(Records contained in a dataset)

====

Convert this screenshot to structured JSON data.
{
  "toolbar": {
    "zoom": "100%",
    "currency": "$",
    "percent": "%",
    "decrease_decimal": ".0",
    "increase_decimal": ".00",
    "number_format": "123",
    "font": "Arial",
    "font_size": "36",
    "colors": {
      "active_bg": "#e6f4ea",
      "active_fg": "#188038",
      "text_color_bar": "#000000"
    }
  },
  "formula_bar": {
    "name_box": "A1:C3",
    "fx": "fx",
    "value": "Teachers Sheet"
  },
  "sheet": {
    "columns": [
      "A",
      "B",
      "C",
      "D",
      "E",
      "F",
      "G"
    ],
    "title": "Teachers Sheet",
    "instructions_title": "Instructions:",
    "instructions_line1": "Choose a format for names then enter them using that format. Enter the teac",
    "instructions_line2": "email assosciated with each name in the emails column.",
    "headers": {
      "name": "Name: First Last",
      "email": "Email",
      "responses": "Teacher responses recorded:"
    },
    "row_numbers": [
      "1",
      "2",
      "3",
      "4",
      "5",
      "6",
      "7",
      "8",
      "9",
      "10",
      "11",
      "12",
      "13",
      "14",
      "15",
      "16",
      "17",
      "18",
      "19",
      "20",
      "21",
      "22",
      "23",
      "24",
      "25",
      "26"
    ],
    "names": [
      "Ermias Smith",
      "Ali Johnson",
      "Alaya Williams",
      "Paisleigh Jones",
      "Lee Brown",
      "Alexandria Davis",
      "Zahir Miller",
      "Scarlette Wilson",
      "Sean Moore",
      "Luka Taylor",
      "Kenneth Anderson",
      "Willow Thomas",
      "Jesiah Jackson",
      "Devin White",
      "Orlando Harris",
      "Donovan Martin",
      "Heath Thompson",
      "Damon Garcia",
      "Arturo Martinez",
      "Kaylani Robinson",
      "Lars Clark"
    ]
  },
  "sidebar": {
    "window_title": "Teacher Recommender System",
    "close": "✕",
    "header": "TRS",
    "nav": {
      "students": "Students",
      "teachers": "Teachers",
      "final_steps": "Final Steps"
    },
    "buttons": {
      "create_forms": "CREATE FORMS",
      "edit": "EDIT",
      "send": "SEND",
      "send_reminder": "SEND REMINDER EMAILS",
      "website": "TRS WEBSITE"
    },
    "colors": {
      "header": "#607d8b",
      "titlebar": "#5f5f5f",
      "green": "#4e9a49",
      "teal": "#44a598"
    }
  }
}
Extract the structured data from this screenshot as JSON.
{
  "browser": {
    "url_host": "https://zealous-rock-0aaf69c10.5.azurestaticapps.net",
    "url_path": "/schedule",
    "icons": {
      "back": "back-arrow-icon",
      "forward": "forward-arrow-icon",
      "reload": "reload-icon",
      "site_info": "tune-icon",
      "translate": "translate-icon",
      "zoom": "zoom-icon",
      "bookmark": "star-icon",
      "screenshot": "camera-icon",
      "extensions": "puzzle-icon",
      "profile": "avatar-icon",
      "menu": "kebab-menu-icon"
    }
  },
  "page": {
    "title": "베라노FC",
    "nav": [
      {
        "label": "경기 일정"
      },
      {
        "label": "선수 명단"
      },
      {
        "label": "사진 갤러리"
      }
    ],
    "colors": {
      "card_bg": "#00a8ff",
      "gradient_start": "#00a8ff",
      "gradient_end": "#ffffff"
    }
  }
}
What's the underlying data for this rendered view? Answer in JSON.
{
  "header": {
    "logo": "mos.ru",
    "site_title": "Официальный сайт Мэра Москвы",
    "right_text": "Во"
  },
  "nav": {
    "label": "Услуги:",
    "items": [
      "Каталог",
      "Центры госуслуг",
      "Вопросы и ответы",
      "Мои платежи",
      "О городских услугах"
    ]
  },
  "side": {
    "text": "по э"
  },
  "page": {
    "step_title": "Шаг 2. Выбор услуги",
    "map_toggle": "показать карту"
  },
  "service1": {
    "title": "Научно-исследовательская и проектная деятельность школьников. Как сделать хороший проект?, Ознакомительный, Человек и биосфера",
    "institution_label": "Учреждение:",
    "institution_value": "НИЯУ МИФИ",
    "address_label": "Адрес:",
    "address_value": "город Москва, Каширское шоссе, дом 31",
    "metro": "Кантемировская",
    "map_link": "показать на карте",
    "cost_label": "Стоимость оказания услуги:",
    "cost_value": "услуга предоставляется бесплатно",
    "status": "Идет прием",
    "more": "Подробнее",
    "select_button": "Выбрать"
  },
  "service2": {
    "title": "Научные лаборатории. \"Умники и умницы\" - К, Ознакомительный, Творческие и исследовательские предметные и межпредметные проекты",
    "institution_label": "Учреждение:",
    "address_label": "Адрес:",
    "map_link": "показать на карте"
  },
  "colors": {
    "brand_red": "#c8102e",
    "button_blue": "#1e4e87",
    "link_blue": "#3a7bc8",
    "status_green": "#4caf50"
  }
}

====

[To do] The records above should all be quoted exactly, please.

[Answer to this task]
Convert this screenshot to structured JSON data.
{
  "toolbar": {
    "zoom": "100%",
    "currency": "$",
    "percent": "%",
    "decrease_decimal": ".0",
    "increase_decimal": ".00",
    "number_format": "123",
    "font": "Arial",
    "font_size": "36",
    "colors": {
      "active_bg": "#e6f4ea",
      "active_fg": "#188038",
      "text_color_bar": "#000000"
    }
  },
  "formula_bar": {
    "name_box": "A1:C3",
    "fx": "fx",
    "value": "Teachers Sheet"
  },
  "sheet": {
    "columns": [
      "A",
      "B",
      "C",
      "D",
      "E",
      "F",
      "G"
    ],
    "title": "Teachers Sheet",
    "instructions_title": "Instructions:",
    "instructions_line1": "Choose a format for names then enter them using that format. Enter the teac",
    "instructions_line2": "email assosciated with each name in the emails column.",
    "headers": {
      "name": "Name: First Last",
      "email": "Email",
      "responses": "Teacher responses recorded:"
    },
    "row_numbers": [
      "1",
      "2",
      "3",
      "4",
      "5",
      "6",
      "7",
      "8",
      "9",
      "10",
      "11",
      "12",
      "13",
      "14",
      "15",
      "16",
      "17",
      "18",
      "19",
      "20",
      "21",
      "22",
      "23",
      "24",
      "25",
      "26"
    ],
    "names": [
      "Ermias Smith",
      "Ali Johnson",
      "Alaya Williams",
      "Paisleigh Jones",
      "Lee Brown",
      "Alexandria Davis",
      "Zahir Miller",
      "Scarlette Wilson",
      "Sean Moore",
      "Luka Taylor",
      "Kenneth Anderson",
      "Willow Thomas",
      "Jesiah Jackson",
      "Devin White",
      "Orlando Harris",
      "Donovan Martin",
      "Heath Thompson",
      "Damon Garcia",
      "Arturo Martinez",
      "Kaylani Robinson",
      "Lars Clark"
    ]
  },
  "sidebar": {
    "window_title": "Teacher Recommender System",
    "close": "✕",
    "header": "TRS",
    "nav": {
      "students": "Students",
      "teachers": "Teachers",
      "final_steps": "Final Steps"
    },
    "buttons": {
      "create_forms": "CREATE FORMS",
      "edit": "EDIT",
      "send": "SEND",
      "send_reminder": "SEND REMINDER EMAILS",
      "website": "TRS WEBSITE"
    },
    "colors": {
      "header": "#607d8b",
      "titlebar": "#5f5f5f",
      "green": "#4e9a49",
      "teal": "#44a598"
    }
  }
}
Extract the structured data from this screenshot as JSON.
{
  "browser": {
    "url_host": "https://zealous-rock-0aaf69c10.5.azurestaticapps.net",
    "url_path": "/schedule",
    "icons": {
      "back": "back-arrow-icon",
      "forward": "forward-arrow-icon",
      "reload": "reload-icon",
      "site_info": "tune-icon",
      "translate": "translate-icon",
      "zoom": "zoom-icon",
      "bookmark": "star-icon",
      "screenshot": "camera-icon",
      "extensions": "puzzle-icon",
      "profile": "avatar-icon",
      "menu": "kebab-menu-icon"
    }
  },
  "page": {
    "title": "베라노FC",
    "nav": [
      {
        "label": "경기 일정"
      },
      {
        "label": "선수 명단"
      },
      {
        "label": "사진 갤러리"
      }
    ],
    "colors": {
      "card_bg": "#00a8ff",
      "gradient_start": "#00a8ff",
      "gradient_end": "#ffffff"
    }
  }
}
What's the underlying data for this rendered view? Answer in JSON.
{
  "header": {
    "logo": "mos.ru",
    "site_title": "Официальный сайт Мэра Москвы",
    "right_text": "Во"
  },
  "nav": {
    "label": "Услуги:",
    "items": [
      "Каталог",
      "Центры госуслуг",
      "Вопросы и ответы",
      "Мои платежи",
      "О городских услугах"
    ]
  },
  "side": {
    "text": "по э"
  },
  "page": {
    "step_title": "Шаг 2. Выбор услуги",
    "map_toggle": "показать карту"
  },
  "service1": {
    "title": "Научно-исследовательская и проектная деятельность школьников. Как сделать хороший проект?, Ознакомительный, Человек и биосфера",
    "institution_label": "Учреждение:",
    "institution_value": "НИЯУ МИФИ",
    "address_label": "Адрес:",
    "address_value": "город Москва, Каширское шоссе, дом 31",
    "metro": "Кантемировская",
    "map_link": "показать на карте",
    "cost_label": "Стоимость оказания услуги:",
    "cost_value": "услуга предоставляется бесплатно",
    "status": "Идет прием",
    "more": "Подробнее",
    "select_button": "Выбрать"
  },
  "service2": {
    "title": "Научные лаборатории. \"Умники и умницы\" - К, Ознакомительный, Творческие и исследовательские предметные и межпредметные проекты",
    "institution_label": "Учреждение:",
    "address_label": "Адрес:",
    "map_link": "показать на карте"
  },
  "colors": {
    "brand_red": "#c8102e",
    "button_blue": "#1e4e87",
    "link_blue": "#3a7bc8",
    "status_green": "#4caf50"
  }
}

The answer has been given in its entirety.